== THE EXERCISE ==
Gather up every line from the entries below that uses the word "저녁미사".

== Some records ==
━━━━━━━━━━━━━━━━━━━━━━━━━━━━━━
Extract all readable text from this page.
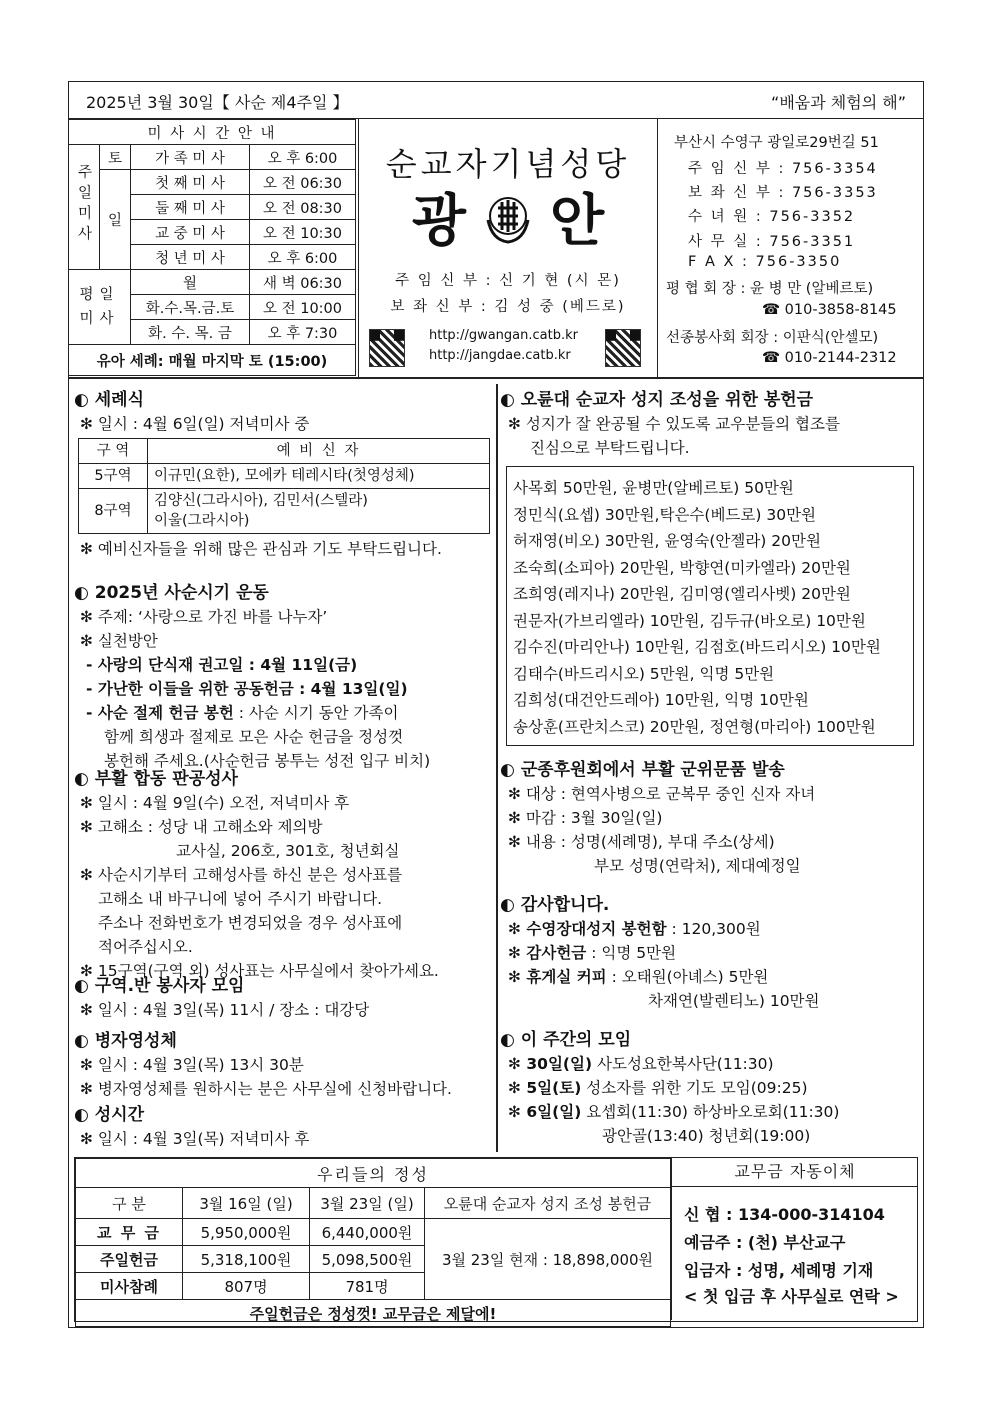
2025년 3월 30일【 사순 제4주일 】	“배움과 체험의 해”
미 사 시 간 안 내			
주일미사	토	가 족 미 사	오 후 6:00
	일	첫 째 미 사	오 전 06:30
		둘 째 미 사	오 전 08:30
		교 중 미 사	오 전 10:30
		청 년 미 사	오 후 6:00
평일미사		월	새 벽 06:30
		화.수.목.금.토	오 전 10:00
		화. 수. 목. 금	오 후 7:30
유아 세례: 매월 마지막 토 (15:00)			
순교자기념성당
광 안
주 임 신 부 : 신 기 현 (시 몬)
보 좌 신 부 : 김 성 중 (베드로)
http://gwangan.catb.kr
http://jangdae.catb.kr
부산시 수영구 광일로29번길 51
주 임 신 부 : 756-3354
보 좌 신 부 : 756-3353
수 녀 원 : 756-3352
사 무 실 : 756-3351
F A X : 756-3350
평 협 회 장 : 윤 병 만 (알베르토)
☎ 010-3858-8145
선종봉사회 회장 : 이판식(안셀모)
☎ 010-2144-2312
◐ 세례식
✻ 일시 : 4월 6일(일) 저녁미사 중
구 역	예 비 신 자
5구역	이규민(요한), 모에카 테레시타(첫영성체)
8구역	김양신(그라시아), 김민서(스텔라)
이울(그라시아)
✻ 예비신자들을 위해 많은 관심과 기도 부탁드립니다.
◐ 2025년 사순시기 운동
✻ 주제: ‘사랑으로 가진 바를 나누자’
✻ 실천방안
- 사랑의 단식재 권고일 : 4월 11일(금)
- 가난한 이들을 위한 공동헌금 : 4월 13일(일)
- 사순 절제 헌금 봉헌 : 사순 시기 동안 가족이
함께 희생과 절제로 모은 사순 헌금을 정성껏
봉헌해 주세요.(사순헌금 봉투는 성전 입구 비치)
◐ 부활 합동 판공성사
✻ 일시 : 4월 9일(수) 오전, 저녁미사 후
✻ 고해소 : 성당 내 고해소와 제의방
교사실, 206호, 301호, 청년회실
✻ 사순시기부터 고해성사를 하신 분은 성사표를
고해소 내 바구니에 넣어 주시기 바랍니다.
주소나 전화번호가 변경되었을 경우 성사표에
적어주십시오.
✻ 15구역(구역 외) 성사표는 사무실에서 찾아가세요.
◐ 구역.반 봉사자 모임
✻ 일시 : 4월 3일(목) 11시 / 장소 : 대강당
◐ 병자영성체
✻ 일시 : 4월 3일(목) 13시 30분
✻ 병자영성체를 원하시는 분은 사무실에 신청바랍니다.
◐ 성시간
✻ 일시 : 4월 3일(목) 저녁미사 후
◐ 오륜대 순교자 성지 조성을 위한 봉헌금
✻ 성지가 잘 완공될 수 있도록 교우분들의 협조를
진심으로 부탁드립니다.
사목회 50만원, 윤병만(알베르토) 50만원
정민식(요셉) 30만원,탁은수(베드로) 30만원
허재영(비오) 30만원, 윤영숙(안젤라) 20만원
조숙희(소피아) 20만원, 박향연(미카엘라) 20만원
조희영(레지나) 20만원, 김미영(엘리사벳) 20만원
권문자(가브리엘라) 10만원, 김두규(바오로) 10만원
김수진(마리안나) 10만원, 김점호(바드리시오) 10만원
김태수(바드리시오) 5만원, 익명 5만원
김희성(대건안드레아) 10만원, 익명 10만원
송상훈(프란치스코) 20만원, 정연형(마리아) 100만원
◐ 군종후원회에서 부활 군위문품 발송
✻ 대상 : 현역사병으로 군복무 중인 신자 자녀
✻ 마감 : 3월 30일(일)
✻ 내용 : 성명(세례명), 부대 주소(상세)
부모 성명(연락처), 제대예정일
◐ 감사합니다.
✻ 수영장대성지 봉헌함 : 120,300원
✻ 감사헌금 : 익명 5만원
✻ 휴게실 커피 : 오태원(아녜스) 5만원
차재연(발렌티노) 10만원
◐ 이 주간의 모임
✻ 30일(일) 사도성요한복사단(11:30)
✻ 5일(토) 성소자를 위한 기도 모임(09:25)
✻ 6일(일) 요셉회(11:30) 하상바오로회(11:30)
광안골(13:40) 청년회(19:00)
우리들의 정성			
구 분	3월 16일 (일)	3월 23일 (일)	오륜대 순교자 성지 조성 봉헌금
교 무 금	5,950,000원	6,440,000원	3월 23일 현재 : 18,898,000원
주일헌금	5,318,100원	5,098,500원	
미사참례	807명	781명	
주일헌금은 정성껏! 교무금은 제달에!			
교무금 자동이체
신 협 : 134-000-314104
예금주 : (천) 부산교구
입금자 : 성명, 세례명 기재
< 첫 입금 후 사무실로 연락 >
━━━━━━━━━━━━━━━━━━━━━━━━━━━━━━
== THE SOLUTION ==
✻ 일시 : 4월 6일(일) 저녁미사 중
✻ 일시 : 4월 9일(수) 오전, 저녁미사 후
✻ 일시 : 4월 3일(목) 저녁미사 후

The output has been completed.